▶ [Required work]
Indicate only the number of lines in the listing below in which the word "scale" appears.

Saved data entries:
****************************************

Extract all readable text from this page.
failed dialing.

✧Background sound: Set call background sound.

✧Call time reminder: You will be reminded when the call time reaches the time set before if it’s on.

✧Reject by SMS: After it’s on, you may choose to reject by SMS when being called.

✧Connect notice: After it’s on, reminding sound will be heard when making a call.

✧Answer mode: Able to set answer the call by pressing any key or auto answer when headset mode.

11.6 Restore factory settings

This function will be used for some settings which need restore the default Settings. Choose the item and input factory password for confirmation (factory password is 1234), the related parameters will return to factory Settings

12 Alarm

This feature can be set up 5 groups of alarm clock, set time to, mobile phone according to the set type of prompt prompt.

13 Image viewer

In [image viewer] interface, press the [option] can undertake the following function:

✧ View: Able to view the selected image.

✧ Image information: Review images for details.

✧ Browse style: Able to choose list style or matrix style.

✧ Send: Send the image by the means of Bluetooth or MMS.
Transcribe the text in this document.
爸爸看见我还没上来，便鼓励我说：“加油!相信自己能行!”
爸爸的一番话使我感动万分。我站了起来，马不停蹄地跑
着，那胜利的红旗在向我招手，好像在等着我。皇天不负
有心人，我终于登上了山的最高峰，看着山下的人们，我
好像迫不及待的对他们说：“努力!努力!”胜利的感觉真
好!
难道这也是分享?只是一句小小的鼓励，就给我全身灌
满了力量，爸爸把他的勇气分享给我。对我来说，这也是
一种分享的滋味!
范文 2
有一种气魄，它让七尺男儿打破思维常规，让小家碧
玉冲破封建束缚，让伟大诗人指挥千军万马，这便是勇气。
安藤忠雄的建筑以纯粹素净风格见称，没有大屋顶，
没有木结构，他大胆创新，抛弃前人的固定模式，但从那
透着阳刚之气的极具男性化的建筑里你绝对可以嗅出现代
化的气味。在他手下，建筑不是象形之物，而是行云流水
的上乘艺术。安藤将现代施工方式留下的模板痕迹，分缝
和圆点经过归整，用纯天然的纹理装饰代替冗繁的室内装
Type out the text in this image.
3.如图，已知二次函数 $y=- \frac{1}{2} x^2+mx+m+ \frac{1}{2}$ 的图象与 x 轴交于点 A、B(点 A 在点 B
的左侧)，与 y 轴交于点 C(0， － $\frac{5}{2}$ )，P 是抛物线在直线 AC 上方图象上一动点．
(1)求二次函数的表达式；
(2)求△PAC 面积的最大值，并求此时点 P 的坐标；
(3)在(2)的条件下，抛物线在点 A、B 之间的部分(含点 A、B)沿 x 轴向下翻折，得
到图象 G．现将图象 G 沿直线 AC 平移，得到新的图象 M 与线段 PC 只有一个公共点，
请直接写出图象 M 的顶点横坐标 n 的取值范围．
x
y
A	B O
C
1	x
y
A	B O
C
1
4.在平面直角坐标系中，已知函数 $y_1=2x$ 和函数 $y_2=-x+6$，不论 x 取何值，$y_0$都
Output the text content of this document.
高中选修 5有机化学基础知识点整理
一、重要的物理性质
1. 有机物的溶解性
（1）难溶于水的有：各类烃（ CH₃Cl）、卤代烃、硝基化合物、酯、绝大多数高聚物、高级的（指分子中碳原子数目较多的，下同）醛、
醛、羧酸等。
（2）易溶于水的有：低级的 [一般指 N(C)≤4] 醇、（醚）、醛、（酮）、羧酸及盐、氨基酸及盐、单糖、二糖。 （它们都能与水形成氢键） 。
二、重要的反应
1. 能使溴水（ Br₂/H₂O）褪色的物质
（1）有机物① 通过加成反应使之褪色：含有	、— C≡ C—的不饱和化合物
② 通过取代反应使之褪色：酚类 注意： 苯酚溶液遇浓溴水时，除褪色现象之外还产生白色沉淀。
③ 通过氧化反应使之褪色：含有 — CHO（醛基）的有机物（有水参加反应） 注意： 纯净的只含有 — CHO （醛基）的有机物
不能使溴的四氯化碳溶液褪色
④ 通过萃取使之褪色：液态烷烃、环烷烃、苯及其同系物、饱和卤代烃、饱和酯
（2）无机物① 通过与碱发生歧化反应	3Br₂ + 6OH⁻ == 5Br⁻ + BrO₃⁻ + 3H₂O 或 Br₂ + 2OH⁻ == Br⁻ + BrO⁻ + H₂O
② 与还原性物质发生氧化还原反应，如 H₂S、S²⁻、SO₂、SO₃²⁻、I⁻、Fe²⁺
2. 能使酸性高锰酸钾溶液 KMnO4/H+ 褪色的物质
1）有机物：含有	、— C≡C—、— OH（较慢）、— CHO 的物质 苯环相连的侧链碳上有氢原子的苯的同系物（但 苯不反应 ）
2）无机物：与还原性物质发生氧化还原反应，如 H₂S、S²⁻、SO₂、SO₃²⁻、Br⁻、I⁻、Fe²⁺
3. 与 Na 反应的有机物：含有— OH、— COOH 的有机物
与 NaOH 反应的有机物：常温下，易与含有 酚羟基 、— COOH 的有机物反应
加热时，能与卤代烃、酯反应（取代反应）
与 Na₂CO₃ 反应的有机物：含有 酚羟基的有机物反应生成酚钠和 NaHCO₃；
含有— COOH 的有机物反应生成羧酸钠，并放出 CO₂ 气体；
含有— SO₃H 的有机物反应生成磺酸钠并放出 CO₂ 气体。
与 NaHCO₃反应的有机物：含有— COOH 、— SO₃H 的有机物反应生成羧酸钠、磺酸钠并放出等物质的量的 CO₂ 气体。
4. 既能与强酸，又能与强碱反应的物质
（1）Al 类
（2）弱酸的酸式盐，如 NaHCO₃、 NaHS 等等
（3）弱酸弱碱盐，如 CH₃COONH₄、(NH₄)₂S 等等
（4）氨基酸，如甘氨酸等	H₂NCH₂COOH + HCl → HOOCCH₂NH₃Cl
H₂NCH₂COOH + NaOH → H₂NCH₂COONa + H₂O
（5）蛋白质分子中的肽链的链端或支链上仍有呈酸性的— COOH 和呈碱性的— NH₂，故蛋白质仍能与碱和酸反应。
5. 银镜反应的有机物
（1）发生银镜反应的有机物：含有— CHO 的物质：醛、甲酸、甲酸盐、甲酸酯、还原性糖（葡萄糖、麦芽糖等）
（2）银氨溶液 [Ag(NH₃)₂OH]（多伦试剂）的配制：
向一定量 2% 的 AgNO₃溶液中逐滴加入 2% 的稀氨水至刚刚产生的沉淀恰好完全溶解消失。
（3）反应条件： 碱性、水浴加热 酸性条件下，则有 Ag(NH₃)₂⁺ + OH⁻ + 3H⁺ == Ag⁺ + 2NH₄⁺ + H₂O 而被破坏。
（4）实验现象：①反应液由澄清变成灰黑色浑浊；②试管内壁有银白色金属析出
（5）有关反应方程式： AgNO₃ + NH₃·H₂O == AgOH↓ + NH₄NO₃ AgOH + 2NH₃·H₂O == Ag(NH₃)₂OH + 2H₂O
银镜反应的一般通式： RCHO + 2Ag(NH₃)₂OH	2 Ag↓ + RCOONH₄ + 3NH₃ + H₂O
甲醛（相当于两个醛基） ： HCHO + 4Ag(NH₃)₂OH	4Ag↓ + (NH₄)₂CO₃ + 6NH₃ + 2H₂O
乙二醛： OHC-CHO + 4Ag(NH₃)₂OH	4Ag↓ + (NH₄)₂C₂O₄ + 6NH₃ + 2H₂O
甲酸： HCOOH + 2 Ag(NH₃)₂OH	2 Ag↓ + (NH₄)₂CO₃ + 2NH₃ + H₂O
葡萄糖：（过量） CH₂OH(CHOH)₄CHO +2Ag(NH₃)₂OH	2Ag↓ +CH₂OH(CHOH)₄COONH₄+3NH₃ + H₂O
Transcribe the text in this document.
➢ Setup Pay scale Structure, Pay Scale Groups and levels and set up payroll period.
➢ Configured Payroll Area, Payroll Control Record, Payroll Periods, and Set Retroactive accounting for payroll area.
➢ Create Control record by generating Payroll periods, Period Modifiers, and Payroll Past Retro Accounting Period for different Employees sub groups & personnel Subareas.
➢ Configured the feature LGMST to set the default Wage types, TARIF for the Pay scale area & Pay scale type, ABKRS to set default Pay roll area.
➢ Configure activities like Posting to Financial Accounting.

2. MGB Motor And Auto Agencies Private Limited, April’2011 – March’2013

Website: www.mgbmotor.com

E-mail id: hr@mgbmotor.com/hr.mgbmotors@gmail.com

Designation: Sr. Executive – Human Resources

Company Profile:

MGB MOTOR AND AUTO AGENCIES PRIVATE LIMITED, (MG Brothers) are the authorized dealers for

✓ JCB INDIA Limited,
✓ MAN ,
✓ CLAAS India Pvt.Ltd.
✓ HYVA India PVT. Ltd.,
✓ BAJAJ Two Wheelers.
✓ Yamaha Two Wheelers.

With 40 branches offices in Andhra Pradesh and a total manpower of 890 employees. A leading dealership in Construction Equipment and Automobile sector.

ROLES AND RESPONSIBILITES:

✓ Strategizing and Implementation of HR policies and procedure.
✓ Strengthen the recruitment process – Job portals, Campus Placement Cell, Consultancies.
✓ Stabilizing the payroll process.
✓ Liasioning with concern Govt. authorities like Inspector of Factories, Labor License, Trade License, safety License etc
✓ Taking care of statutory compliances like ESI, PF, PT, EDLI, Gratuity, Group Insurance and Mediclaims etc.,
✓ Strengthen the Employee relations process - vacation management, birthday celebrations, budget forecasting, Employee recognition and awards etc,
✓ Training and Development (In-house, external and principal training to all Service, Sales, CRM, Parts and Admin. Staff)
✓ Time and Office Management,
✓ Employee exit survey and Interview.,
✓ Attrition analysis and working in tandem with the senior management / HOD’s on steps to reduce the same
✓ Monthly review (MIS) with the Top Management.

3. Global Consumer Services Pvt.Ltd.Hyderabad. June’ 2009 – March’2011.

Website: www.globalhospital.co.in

****************************************

▶ [Answer to this task]
2